WHAT THE TASK ASKS
Output every entry exactly as written.

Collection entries
## START

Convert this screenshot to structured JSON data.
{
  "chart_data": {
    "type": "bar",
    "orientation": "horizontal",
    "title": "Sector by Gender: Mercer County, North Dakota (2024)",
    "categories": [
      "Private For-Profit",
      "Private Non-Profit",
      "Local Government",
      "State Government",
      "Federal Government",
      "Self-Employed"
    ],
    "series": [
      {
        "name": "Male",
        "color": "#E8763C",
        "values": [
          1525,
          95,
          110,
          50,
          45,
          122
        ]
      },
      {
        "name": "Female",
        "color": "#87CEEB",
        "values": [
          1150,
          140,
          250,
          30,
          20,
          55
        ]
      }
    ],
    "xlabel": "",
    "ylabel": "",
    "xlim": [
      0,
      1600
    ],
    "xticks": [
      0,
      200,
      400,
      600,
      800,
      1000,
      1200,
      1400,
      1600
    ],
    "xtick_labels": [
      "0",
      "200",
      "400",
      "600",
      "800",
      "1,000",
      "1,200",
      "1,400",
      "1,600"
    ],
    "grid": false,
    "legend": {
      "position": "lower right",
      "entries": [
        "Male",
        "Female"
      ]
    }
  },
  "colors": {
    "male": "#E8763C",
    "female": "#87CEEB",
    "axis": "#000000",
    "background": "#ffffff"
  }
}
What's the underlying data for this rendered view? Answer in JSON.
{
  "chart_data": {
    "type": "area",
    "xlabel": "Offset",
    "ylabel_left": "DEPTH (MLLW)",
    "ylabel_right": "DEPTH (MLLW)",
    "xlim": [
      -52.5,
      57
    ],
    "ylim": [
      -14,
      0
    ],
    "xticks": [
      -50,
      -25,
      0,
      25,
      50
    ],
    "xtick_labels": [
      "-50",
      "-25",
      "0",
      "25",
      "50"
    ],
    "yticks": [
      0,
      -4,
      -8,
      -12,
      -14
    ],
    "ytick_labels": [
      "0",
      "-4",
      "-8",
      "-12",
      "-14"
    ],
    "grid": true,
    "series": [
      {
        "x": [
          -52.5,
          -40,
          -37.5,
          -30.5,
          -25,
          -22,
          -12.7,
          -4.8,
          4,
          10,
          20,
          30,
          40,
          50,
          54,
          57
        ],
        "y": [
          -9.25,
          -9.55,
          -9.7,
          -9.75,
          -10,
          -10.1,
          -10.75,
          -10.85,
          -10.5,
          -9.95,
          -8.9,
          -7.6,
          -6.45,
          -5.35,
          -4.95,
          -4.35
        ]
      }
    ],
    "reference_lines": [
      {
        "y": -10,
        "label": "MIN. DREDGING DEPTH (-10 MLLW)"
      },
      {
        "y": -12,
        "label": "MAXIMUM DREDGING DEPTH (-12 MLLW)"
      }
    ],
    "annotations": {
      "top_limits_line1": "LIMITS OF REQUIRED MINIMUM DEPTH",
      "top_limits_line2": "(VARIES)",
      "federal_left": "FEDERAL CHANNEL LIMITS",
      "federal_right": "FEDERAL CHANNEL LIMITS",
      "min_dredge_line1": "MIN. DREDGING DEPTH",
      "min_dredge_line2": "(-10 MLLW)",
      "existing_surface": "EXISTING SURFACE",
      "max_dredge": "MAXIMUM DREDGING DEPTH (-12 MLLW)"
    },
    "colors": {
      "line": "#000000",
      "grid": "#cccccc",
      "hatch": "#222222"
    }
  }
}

## END

REPLY TO THE EXERCISE
Convert this screenshot to structured JSON data.
{
  "chart_data": {
    "type": "bar",
    "orientation": "horizontal",
    "title": "Sector by Gender: Mercer County, North Dakota (2024)",
    "categories": [
      "Private For-Profit",
      "Private Non-Profit",
      "Local Government",
      "State Government",
      "Federal Government",
      "Self-Employed"
    ],
    "series": [
      {
        "name": "Male",
        "color": "#E8763C",
        "values": [
          1525,
          95,
          110,
          50,
          45,
          122
        ]
      },
      {
        "name": "Female",
        "color": "#87CEEB",
        "values": [
          1150,
          140,
          250,
          30,
          20,
          55
        ]
      }
    ],
    "xlabel": "",
    "ylabel": "",
    "xlim": [
      0,
      1600
    ],
    "xticks": [
      0,
      200,
      400,
      600,
      800,
      1000,
      1200,
      1400,
      1600
    ],
    "xtick_labels": [
      "0",
      "200",
      "400",
      "600",
      "800",
      "1,000",
      "1,200",
      "1,400",
      "1,600"
    ],
    "grid": false,
    "legend": {
      "position": "lower right",
      "entries": [
        "Male",
        "Female"
      ]
    }
  },
  "colors": {
    "male": "#E8763C",
    "female": "#87CEEB",
    "axis": "#000000",
    "background": "#ffffff"
  }
}
What's the underlying data for this rendered view? Answer in JSON.
{
  "chart_data": {
    "type": "area",
    "xlabel": "Offset",
    "ylabel_left": "DEPTH (MLLW)",
    "ylabel_right": "DEPTH (MLLW)",
    "xlim": [
      -52.5,
      57
    ],
    "ylim": [
      -14,
      0
    ],
    "xticks": [
      -50,
      -25,
      0,
      25,
      50
    ],
    "xtick_labels": [
      "-50",
      "-25",
      "0",
      "25",
      "50"
    ],
    "yticks": [
      0,
      -4,
      -8,
      -12,
      -14
    ],
    "ytick_labels": [
      "0",
      "-4",
      "-8",
      "-12",
      "-14"
    ],
    "grid": true,
    "series": [
      {
        "x": [
          -52.5,
          -40,
          -37.5,
          -30.5,
          -25,
          -22,
          -12.7,
          -4.8,
          4,
          10,
          20,
          30,
          40,
          50,
          54,
          57
        ],
        "y": [
          -9.25,
          -9.55,
          -9.7,
          -9.75,
          -10,
          -10.1,
          -10.75,
          -10.85,
          -10.5,
          -9.95,
          -8.9,
          -7.6,
          -6.45,
          -5.35,
          -4.95,
          -4.35
        ]
      }
    ],
    "reference_lines": [
      {
        "y": -10,
        "label": "MIN. DREDGING DEPTH (-10 MLLW)"
      },
      {
        "y": -12,
        "label": "MAXIMUM DREDGING DEPTH (-12 MLLW)"
      }
    ],
    "annotations": {
      "top_limits_line1": "LIMITS OF REQUIRED MINIMUM DEPTH",
      "top_limits_line2": "(VARIES)",
      "federal_left": "FEDERAL CHANNEL LIMITS",
      "federal_right": "FEDERAL CHANNEL LIMITS",
      "min_dredge_line1": "MIN. DREDGING DEPTH",
      "min_dredge_line2": "(-10 MLLW)",
      "existing_surface": "EXISTING SURFACE",
      "max_dredge": "MAXIMUM DREDGING DEPTH (-12 MLLW)"
    },
    "colors": {
      "line": "#000000",
      "grid": "#cccccc",
      "hatch": "#222222"
    }
  }
}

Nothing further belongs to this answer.